Supplied material

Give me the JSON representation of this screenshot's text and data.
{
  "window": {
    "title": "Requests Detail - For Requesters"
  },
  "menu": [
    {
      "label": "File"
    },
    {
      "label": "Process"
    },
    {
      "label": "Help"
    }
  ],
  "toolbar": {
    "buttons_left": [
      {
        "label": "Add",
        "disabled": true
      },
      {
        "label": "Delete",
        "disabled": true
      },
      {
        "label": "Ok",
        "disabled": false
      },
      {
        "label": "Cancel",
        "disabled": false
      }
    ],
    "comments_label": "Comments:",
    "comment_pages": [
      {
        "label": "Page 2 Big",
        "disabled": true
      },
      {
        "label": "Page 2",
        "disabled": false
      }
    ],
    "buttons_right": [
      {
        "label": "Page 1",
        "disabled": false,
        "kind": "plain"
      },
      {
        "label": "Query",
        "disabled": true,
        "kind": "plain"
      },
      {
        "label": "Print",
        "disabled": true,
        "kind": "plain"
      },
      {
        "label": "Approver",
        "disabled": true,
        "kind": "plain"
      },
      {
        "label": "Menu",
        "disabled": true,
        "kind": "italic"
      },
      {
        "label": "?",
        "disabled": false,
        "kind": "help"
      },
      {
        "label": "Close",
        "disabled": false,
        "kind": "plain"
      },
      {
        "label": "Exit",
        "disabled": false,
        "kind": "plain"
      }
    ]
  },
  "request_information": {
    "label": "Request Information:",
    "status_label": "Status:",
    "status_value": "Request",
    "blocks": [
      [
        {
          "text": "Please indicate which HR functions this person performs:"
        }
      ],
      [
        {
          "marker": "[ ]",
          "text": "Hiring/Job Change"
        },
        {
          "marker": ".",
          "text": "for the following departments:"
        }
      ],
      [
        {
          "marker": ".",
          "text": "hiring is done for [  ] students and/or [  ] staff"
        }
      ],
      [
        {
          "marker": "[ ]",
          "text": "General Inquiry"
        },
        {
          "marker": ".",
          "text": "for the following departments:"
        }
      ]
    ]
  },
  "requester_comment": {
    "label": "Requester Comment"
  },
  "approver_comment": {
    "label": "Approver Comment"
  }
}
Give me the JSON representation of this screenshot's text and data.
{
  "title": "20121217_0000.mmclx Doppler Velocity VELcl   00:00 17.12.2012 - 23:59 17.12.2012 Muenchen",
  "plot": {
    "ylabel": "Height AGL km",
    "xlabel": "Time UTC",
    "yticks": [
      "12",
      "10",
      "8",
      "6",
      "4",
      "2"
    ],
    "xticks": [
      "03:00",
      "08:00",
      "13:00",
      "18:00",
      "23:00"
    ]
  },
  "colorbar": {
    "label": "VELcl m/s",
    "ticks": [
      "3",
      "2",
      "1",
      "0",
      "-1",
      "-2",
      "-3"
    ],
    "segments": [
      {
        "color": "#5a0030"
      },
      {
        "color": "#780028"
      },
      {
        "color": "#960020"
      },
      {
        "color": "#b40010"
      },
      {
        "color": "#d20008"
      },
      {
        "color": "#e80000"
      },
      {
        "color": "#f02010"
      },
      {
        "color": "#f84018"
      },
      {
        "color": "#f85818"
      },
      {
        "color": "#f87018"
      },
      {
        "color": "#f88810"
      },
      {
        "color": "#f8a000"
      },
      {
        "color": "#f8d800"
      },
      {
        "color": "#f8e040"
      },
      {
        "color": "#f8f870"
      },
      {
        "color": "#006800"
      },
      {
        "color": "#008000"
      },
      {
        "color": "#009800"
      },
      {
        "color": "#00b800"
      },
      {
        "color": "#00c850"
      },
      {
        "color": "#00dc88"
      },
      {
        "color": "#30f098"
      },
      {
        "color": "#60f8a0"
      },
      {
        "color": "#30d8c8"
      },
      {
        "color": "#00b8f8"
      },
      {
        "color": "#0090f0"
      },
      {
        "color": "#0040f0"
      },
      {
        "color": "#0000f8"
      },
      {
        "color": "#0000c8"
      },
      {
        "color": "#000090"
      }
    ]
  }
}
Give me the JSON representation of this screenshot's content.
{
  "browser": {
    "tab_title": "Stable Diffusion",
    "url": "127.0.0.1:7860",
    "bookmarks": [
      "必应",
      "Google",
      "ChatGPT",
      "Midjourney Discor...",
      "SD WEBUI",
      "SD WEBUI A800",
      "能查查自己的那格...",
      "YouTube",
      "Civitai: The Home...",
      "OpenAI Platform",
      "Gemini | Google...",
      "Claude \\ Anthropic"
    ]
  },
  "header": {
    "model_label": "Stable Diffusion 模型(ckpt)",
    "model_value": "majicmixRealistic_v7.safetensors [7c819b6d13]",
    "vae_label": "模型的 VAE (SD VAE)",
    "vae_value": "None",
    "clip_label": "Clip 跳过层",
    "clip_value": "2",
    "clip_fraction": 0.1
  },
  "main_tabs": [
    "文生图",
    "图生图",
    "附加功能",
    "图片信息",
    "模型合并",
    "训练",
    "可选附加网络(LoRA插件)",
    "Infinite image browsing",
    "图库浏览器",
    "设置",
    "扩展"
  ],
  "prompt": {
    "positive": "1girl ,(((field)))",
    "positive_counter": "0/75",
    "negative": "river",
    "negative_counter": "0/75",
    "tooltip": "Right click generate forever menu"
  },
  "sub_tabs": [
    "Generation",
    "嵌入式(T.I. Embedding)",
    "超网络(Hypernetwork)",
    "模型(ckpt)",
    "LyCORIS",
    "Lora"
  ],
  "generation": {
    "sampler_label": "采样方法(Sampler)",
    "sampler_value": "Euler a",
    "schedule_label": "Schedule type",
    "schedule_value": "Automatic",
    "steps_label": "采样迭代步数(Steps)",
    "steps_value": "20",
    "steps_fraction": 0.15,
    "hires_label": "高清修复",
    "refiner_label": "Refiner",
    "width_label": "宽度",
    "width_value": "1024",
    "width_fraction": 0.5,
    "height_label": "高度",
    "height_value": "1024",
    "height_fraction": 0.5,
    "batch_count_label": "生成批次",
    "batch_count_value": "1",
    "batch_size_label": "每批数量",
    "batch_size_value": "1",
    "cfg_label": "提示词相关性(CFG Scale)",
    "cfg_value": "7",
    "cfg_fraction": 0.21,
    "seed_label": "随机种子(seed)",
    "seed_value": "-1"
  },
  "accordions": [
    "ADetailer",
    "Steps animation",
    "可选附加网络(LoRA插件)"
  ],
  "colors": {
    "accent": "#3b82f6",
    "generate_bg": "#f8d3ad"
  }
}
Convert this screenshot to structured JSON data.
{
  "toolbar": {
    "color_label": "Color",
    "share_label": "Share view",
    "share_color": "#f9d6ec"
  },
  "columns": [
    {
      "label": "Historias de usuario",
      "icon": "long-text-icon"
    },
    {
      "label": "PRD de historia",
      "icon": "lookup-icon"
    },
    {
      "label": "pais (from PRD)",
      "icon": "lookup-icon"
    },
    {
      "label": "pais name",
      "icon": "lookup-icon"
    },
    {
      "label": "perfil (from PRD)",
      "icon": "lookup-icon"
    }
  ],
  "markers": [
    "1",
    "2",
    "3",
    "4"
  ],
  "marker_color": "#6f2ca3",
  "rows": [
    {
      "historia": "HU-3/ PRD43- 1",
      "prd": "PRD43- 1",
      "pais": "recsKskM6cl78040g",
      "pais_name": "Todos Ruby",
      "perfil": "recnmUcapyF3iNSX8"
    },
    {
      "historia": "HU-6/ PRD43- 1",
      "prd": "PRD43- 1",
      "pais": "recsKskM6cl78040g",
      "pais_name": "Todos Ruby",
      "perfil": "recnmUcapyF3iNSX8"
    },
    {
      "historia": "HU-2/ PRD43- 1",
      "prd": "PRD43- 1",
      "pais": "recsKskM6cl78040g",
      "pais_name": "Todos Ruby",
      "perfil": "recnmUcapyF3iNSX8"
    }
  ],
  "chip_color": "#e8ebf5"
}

Task requirements
Transcribe the material above word for word.

Written solution
Give me the JSON representation of this screenshot's text and data.
{
  "window": {
    "title": "Requests Detail - For Requesters"
  },
  "menu": [
    {
      "label": "File"
    },
    {
      "label": "Process"
    },
    {
      "label": "Help"
    }
  ],
  "toolbar": {
    "buttons_left": [
      {
        "label": "Add",
        "disabled": true
      },
      {
        "label": "Delete",
        "disabled": true
      },
      {
        "label": "Ok",
        "disabled": false
      },
      {
        "label": "Cancel",
        "disabled": false
      }
    ],
    "comments_label": "Comments:",
    "comment_pages": [
      {
        "label": "Page 2 Big",
        "disabled": true
      },
      {
        "label": "Page 2",
        "disabled": false
      }
    ],
    "buttons_right": [
      {
        "label": "Page 1",
        "disabled": false,
        "kind": "plain"
      },
      {
        "label": "Query",
        "disabled": true,
        "kind": "plain"
      },
      {
        "label": "Print",
        "disabled": true,
        "kind": "plain"
      },
      {
        "label": "Approver",
        "disabled": true,
        "kind": "plain"
      },
      {
        "label": "Menu",
        "disabled": true,
        "kind": "italic"
      },
      {
        "label": "?",
        "disabled": false,
        "kind": "help"
      },
      {
        "label": "Close",
        "disabled": false,
        "kind": "plain"
      },
      {
        "label": "Exit",
        "disabled": false,
        "kind": "plain"
      }
    ]
  },
  "request_information": {
    "label": "Request Information:",
    "status_label": "Status:",
    "status_value": "Request",
    "blocks": [
      [
        {
          "text": "Please indicate which HR functions this person performs:"
        }
      ],
      [
        {
          "marker": "[ ]",
          "text": "Hiring/Job Change"
        },
        {
          "marker": ".",
          "text": "for the following departments:"
        }
      ],
      [
        {
          "marker": ".",
          "text": "hiring is done for [  ] students and/or [  ] staff"
        }
      ],
      [
        {
          "marker": "[ ]",
          "text": "General Inquiry"
        },
        {
          "marker": ".",
          "text": "for the following departments:"
        }
      ]
    ]
  },
  "requester_comment": {
    "label": "Requester Comment"
  },
  "approver_comment": {
    "label": "Approver Comment"
  }
}
Give me the JSON representation of this screenshot's text and data.
{
  "title": "20121217_0000.mmclx Doppler Velocity VELcl   00:00 17.12.2012 - 23:59 17.12.2012 Muenchen",
  "plot": {
    "ylabel": "Height AGL km",
    "xlabel": "Time UTC",
    "yticks": [
      "12",
      "10",
      "8",
      "6",
      "4",
      "2"
    ],
    "xticks": [
      "03:00",
      "08:00",
      "13:00",
      "18:00",
      "23:00"
    ]
  },
  "colorbar": {
    "label": "VELcl m/s",
    "ticks": [
      "3",
      "2",
      "1",
      "0",
      "-1",
      "-2",
      "-3"
    ],
    "segments": [
      {
        "color": "#5a0030"
      },
      {
        "color": "#780028"
      },
      {
        "color": "#960020"
      },
      {
        "color": "#b40010"
      },
      {
        "color": "#d20008"
      },
      {
        "color": "#e80000"
      },
      {
        "color": "#f02010"
      },
      {
        "color": "#f84018"
      },
      {
        "color": "#f85818"
      },
      {
        "color": "#f87018"
      },
      {
        "color": "#f88810"
      },
      {
        "color": "#f8a000"
      },
      {
        "color": "#f8d800"
      },
      {
        "color": "#f8e040"
      },
      {
        "color": "#f8f870"
      },
      {
        "color": "#006800"
      },
      {
        "color": "#008000"
      },
      {
        "color": "#009800"
      },
      {
        "color": "#00b800"
      },
      {
        "color": "#00c850"
      },
      {
        "color": "#00dc88"
      },
      {
        "color": "#30f098"
      },
      {
        "color": "#60f8a0"
      },
      {
        "color": "#30d8c8"
      },
      {
        "color": "#00b8f8"
      },
      {
        "color": "#0090f0"
      },
      {
        "color": "#0040f0"
      },
      {
        "color": "#0000f8"
      },
      {
        "color": "#0000c8"
      },
      {
        "color": "#000090"
      }
    ]
  }
}
Give me the JSON representation of this screenshot's content.
{
  "browser": {
    "tab_title": "Stable Diffusion",
    "url": "127.0.0.1:7860",
    "bookmarks": [
      "必应",
      "Google",
      "ChatGPT",
      "Midjourney Discor...",
      "SD WEBUI",
      "SD WEBUI A800",
      "能查查自己的那格...",
      "YouTube",
      "Civitai: The Home...",
      "OpenAI Platform",
      "Gemini | Google...",
      "Claude \\ Anthropic"
    ]
  },
  "header": {
    "model_label": "Stable Diffusion 模型(ckpt)",
    "model_value": "majicmixRealistic_v7.safetensors [7c819b6d13]",
    "vae_label": "模型的 VAE (SD VAE)",
    "vae_value": "None",
    "clip_label": "Clip 跳过层",
    "clip_value": "2",
    "clip_fraction": 0.1
  },
  "main_tabs": [
    "文生图",
    "图生图",
    "附加功能",
    "图片信息",
    "模型合并",
    "训练",
    "可选附加网络(LoRA插件)",
    "Infinite image browsing",
    "图库浏览器",
    "设置",
    "扩展"
  ],
  "prompt": {
    "positive": "1girl ,(((field)))",
    "positive_counter": "0/75",
    "negative": "river",
    "negative_counter": "0/75",
    "tooltip": "Right click generate forever menu"
  },
  "sub_tabs": [
    "Generation",
    "嵌入式(T.I. Embedding)",
    "超网络(Hypernetwork)",
    "模型(ckpt)",
    "LyCORIS",
    "Lora"
  ],
  "generation": {
    "sampler_label": "采样方法(Sampler)",
    "sampler_value": "Euler a",
    "schedule_label": "Schedule type",
    "schedule_value": "Automatic",
    "steps_label": "采样迭代步数(Steps)",
    "steps_value": "20",
    "steps_fraction": 0.15,
    "hires_label": "高清修复",
    "refiner_label": "Refiner",
    "width_label": "宽度",
    "width_value": "1024",
    "width_fraction": 0.5,
    "height_label": "高度",
    "height_value": "1024",
    "height_fraction": 0.5,
    "batch_count_label": "生成批次",
    "batch_count_value": "1",
    "batch_size_label": "每批数量",
    "batch_size_value": "1",
    "cfg_label": "提示词相关性(CFG Scale)",
    "cfg_value": "7",
    "cfg_fraction": 0.21,
    "seed_label": "随机种子(seed)",
    "seed_value": "-1"
  },
  "accordions": [
    "ADetailer",
    "Steps animation",
    "可选附加网络(LoRA插件)"
  ],
  "colors": {
    "accent": "#3b82f6",
    "generate_bg": "#f8d3ad"
  }
}
Convert this screenshot to structured JSON data.
{
  "toolbar": {
    "color_label": "Color",
    "share_label": "Share view",
    "share_color": "#f9d6ec"
  },
  "columns": [
    {
      "label": "Historias de usuario",
      "icon": "long-text-icon"
    },
    {
      "label": "PRD de historia",
      "icon": "lookup-icon"
    },
    {
      "label": "pais (from PRD)",
      "icon": "lookup-icon"
    },
    {
      "label": "pais name",
      "icon": "lookup-icon"
    },
    {
      "label": "perfil (from PRD)",
      "icon": "lookup-icon"
    }
  ],
  "markers": [
    "1",
    "2",
    "3",
    "4"
  ],
  "marker_color": "#6f2ca3",
  "rows": [
    {
      "historia": "HU-3/ PRD43- 1",
      "prd": "PRD43- 1",
      "pais": "recsKskM6cl78040g",
      "pais_name": "Todos Ruby",
      "perfil": "recnmUcapyF3iNSX8"
    },
    {
      "historia": "HU-6/ PRD43- 1",
      "prd": "PRD43- 1",
      "pais": "recsKskM6cl78040g",
      "pais_name": "Todos Ruby",
      "perfil": "recnmUcapyF3iNSX8"
    },
    {
      "historia": "HU-2/ PRD43- 1",
      "prd": "PRD43- 1",
      "pais": "recsKskM6cl78040g",
      "pais_name": "Todos Ruby",
      "perfil": "recnmUcapyF3iNSX8"
    }
  ],
  "chip_color": "#e8ebf5"
}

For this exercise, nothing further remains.